• Problem requirements:
Determine which lines of the records include the word "legend", and copy them.

START The data

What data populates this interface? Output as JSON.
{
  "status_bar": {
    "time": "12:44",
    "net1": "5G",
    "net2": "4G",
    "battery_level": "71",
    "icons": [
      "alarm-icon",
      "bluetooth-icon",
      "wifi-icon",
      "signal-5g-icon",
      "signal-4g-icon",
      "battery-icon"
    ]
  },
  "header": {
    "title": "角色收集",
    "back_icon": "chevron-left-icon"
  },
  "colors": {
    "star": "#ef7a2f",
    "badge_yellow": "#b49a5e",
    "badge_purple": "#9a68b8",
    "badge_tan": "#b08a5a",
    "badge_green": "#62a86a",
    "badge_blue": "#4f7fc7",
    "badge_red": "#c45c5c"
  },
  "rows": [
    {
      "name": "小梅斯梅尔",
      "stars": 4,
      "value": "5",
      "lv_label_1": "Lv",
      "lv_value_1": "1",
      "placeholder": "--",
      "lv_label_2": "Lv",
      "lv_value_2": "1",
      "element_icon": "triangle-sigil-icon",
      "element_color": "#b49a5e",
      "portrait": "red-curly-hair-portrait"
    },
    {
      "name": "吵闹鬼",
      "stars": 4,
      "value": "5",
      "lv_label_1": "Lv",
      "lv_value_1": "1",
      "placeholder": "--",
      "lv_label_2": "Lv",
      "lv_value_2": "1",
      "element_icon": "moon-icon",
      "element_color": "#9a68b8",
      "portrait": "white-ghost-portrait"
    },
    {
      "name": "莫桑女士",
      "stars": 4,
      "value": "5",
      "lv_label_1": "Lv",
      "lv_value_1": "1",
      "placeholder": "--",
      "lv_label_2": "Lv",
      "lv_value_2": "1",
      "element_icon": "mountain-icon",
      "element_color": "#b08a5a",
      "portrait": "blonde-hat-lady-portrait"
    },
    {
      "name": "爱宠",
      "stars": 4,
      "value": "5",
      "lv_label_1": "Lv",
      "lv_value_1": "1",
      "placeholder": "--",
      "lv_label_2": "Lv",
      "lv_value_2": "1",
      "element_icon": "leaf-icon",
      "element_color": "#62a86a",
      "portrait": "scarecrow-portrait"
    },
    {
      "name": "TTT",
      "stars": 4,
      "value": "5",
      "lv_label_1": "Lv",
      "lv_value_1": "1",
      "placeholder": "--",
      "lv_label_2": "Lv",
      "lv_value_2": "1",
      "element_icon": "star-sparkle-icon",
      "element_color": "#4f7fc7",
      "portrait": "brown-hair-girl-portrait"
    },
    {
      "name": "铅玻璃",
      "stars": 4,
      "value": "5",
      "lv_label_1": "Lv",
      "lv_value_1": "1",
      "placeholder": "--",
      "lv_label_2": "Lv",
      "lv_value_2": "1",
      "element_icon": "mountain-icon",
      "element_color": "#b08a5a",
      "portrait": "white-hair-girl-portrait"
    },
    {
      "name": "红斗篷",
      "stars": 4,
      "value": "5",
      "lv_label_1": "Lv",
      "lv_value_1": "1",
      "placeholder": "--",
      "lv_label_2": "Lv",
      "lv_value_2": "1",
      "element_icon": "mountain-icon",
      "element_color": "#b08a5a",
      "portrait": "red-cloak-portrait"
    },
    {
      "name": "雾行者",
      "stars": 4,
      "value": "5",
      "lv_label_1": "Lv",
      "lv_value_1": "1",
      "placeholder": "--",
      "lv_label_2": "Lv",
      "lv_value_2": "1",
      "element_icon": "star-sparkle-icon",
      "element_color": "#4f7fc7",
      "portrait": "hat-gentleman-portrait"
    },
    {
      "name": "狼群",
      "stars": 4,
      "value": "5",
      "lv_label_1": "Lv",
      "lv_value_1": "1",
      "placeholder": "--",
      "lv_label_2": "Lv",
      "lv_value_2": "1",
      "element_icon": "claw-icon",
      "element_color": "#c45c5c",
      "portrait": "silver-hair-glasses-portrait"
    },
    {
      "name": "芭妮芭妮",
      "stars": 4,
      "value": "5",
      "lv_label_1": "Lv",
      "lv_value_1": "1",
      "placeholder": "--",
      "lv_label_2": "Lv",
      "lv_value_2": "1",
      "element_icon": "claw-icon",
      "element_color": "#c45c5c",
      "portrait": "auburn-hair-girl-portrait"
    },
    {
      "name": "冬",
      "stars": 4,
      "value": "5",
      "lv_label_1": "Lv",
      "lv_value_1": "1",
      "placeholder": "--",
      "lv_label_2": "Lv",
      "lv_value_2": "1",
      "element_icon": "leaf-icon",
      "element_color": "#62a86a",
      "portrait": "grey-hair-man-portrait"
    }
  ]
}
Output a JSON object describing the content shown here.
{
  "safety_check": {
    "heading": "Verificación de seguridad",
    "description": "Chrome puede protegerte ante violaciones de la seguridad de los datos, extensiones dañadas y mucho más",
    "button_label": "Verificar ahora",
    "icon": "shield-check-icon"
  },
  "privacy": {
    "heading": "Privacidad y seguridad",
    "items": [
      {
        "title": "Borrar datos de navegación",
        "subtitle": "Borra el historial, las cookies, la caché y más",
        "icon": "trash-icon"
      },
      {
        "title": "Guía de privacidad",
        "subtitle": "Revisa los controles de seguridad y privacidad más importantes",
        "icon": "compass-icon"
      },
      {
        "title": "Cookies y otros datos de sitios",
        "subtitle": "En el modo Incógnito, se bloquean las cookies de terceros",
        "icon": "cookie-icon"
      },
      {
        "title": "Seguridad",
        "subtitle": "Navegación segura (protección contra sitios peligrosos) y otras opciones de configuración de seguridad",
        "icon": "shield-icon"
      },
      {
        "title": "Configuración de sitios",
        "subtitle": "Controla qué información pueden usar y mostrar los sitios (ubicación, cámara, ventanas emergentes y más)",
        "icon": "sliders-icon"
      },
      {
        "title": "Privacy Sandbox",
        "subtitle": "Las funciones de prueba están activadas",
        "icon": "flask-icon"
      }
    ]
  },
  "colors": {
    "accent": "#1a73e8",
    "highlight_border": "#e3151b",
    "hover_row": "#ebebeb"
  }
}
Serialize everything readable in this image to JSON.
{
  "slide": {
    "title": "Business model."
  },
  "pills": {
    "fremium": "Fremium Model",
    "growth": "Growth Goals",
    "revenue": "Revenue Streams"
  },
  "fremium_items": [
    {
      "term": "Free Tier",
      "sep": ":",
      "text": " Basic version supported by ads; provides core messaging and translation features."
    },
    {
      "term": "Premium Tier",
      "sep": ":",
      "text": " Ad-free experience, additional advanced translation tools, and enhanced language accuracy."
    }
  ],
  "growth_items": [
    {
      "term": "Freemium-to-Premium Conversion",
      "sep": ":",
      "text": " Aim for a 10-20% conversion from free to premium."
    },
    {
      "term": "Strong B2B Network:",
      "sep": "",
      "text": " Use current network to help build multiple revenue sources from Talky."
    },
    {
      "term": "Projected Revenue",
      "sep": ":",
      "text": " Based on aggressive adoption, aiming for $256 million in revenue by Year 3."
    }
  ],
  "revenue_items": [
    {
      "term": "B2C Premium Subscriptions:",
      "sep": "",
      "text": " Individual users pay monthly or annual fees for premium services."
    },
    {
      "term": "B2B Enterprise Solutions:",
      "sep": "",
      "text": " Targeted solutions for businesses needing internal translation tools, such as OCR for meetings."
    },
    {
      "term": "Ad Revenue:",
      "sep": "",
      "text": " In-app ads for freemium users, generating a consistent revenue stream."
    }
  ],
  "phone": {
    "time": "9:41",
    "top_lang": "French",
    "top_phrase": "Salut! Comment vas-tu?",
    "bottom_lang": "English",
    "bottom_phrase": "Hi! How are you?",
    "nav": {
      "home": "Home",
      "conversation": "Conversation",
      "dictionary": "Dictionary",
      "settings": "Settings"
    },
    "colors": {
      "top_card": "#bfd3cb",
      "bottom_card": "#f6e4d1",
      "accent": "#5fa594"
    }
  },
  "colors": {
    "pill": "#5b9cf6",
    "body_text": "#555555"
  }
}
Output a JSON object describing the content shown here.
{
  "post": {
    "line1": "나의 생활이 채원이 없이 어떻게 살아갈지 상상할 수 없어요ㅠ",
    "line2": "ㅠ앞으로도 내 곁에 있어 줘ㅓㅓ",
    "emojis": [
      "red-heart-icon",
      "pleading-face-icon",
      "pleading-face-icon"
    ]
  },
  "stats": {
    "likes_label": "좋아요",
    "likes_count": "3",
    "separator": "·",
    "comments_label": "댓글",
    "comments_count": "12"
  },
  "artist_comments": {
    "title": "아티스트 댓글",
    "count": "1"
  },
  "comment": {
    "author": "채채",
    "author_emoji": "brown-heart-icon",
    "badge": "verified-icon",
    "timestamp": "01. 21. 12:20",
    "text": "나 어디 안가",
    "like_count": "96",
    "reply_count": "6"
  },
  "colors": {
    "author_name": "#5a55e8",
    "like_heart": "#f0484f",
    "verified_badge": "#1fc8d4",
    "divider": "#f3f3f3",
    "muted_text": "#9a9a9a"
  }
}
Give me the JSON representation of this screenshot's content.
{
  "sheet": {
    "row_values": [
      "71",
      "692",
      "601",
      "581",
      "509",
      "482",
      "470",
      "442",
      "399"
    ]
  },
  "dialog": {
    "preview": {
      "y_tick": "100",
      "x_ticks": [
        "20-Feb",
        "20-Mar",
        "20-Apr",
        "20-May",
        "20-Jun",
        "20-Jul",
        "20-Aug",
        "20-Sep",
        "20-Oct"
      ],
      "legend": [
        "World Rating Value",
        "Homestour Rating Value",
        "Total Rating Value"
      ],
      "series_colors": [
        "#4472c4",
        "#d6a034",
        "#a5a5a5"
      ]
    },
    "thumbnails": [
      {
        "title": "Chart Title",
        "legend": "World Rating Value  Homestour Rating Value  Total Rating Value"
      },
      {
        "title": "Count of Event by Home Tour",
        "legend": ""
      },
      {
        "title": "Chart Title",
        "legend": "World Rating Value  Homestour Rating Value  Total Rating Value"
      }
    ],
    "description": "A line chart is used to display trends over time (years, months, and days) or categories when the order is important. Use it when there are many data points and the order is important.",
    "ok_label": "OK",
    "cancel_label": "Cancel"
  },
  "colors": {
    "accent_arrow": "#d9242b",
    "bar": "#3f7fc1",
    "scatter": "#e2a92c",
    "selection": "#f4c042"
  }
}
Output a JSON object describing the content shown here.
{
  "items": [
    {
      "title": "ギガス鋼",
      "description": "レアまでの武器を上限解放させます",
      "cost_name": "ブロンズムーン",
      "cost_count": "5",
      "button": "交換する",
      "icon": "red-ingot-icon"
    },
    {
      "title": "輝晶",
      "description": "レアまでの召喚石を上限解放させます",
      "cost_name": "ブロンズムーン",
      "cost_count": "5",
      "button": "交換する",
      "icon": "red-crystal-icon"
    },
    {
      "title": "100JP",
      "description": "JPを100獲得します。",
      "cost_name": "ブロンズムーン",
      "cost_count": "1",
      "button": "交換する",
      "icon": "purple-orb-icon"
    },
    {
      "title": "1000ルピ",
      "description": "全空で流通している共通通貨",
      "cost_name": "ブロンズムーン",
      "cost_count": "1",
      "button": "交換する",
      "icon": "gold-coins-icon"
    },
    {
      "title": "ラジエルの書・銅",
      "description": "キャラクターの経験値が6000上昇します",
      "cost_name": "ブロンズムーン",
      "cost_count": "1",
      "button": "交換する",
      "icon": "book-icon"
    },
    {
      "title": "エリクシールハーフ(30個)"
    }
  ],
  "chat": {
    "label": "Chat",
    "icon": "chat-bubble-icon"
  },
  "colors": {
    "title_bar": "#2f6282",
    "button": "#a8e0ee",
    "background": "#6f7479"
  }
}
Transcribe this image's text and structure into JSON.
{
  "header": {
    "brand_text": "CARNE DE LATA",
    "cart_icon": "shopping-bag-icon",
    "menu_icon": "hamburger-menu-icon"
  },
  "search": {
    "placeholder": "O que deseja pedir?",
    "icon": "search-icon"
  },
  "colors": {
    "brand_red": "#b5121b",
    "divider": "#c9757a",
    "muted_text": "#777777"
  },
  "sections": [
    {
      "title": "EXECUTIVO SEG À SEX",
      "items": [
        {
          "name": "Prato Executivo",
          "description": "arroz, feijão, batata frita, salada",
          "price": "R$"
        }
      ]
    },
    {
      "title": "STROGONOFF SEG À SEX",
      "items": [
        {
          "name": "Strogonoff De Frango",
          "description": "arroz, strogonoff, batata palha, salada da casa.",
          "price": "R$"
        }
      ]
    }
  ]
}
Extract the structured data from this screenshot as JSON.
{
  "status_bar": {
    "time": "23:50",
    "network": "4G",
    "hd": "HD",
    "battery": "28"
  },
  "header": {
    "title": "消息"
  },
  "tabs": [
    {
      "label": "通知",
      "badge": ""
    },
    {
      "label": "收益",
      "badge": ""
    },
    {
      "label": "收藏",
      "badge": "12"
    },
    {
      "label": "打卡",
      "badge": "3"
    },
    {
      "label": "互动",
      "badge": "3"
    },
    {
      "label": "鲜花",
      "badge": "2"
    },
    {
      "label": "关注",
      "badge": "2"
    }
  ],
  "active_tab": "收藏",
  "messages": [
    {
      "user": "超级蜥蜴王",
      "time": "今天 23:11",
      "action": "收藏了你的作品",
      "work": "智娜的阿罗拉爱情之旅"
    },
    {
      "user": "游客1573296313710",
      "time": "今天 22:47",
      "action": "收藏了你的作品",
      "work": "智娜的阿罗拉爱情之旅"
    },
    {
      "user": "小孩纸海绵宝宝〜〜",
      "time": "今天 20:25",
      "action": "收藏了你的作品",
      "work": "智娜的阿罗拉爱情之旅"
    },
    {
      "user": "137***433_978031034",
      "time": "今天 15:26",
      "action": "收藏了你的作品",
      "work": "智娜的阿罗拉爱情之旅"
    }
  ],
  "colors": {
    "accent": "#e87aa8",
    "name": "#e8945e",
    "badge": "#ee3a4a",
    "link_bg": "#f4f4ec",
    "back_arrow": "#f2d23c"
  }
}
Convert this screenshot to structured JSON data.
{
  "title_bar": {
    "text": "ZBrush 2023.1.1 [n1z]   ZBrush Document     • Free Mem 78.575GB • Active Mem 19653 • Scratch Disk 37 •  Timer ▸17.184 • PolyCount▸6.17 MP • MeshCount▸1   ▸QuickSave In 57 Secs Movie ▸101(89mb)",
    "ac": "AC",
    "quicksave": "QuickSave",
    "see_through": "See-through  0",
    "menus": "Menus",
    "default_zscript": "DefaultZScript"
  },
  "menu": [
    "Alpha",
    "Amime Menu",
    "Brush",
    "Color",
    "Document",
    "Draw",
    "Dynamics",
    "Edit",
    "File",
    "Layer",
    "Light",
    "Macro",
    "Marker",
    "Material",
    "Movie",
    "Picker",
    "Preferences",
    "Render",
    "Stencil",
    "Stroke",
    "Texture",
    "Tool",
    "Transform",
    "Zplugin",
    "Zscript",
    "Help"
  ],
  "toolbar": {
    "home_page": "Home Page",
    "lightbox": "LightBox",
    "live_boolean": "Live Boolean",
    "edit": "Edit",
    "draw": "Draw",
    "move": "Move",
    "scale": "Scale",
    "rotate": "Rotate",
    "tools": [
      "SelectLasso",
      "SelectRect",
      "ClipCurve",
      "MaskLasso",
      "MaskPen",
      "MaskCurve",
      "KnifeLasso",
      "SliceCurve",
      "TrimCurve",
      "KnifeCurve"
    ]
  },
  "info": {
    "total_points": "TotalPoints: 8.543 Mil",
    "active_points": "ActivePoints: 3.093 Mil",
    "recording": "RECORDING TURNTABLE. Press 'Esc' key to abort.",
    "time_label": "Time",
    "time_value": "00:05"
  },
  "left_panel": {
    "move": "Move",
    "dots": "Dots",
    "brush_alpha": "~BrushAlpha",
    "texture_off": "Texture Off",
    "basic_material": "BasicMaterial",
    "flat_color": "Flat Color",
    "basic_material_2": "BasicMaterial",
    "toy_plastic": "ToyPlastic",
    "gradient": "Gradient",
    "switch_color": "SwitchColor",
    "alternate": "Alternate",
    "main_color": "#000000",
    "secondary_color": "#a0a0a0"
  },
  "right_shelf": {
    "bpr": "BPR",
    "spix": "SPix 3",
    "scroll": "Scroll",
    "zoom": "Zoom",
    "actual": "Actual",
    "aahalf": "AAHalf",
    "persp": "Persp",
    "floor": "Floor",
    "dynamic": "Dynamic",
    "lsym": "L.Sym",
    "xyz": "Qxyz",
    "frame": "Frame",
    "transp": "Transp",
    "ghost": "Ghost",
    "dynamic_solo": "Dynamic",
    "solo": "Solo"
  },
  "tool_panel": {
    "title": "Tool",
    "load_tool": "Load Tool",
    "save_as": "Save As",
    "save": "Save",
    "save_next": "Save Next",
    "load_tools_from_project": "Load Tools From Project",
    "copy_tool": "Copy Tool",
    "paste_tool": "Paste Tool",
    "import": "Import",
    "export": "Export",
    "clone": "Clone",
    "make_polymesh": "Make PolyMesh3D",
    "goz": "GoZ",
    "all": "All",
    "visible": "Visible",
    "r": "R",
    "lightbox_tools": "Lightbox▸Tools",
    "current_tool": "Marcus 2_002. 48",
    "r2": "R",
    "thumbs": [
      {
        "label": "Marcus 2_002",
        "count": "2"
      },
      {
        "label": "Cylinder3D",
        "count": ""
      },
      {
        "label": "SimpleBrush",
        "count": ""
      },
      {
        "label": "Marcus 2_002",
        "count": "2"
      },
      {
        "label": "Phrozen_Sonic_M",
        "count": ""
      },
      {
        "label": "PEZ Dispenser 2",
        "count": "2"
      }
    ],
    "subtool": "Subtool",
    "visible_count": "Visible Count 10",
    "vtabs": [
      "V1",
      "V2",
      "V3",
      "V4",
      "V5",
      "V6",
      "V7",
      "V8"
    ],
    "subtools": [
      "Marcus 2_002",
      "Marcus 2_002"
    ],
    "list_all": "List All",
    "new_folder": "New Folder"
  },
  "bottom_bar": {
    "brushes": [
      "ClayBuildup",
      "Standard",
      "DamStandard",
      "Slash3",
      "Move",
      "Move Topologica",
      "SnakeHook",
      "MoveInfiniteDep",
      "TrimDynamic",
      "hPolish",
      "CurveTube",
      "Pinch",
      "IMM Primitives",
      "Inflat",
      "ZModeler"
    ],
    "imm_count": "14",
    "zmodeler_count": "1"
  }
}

END The data

• Task output:
      "legend": [
        "legend": "World Rating Value  Homestour Rating Value  Total Rating Value"
        "legend": ""
        "legend": "World Rating Value  Homestour Rating Value  Total Rating Value"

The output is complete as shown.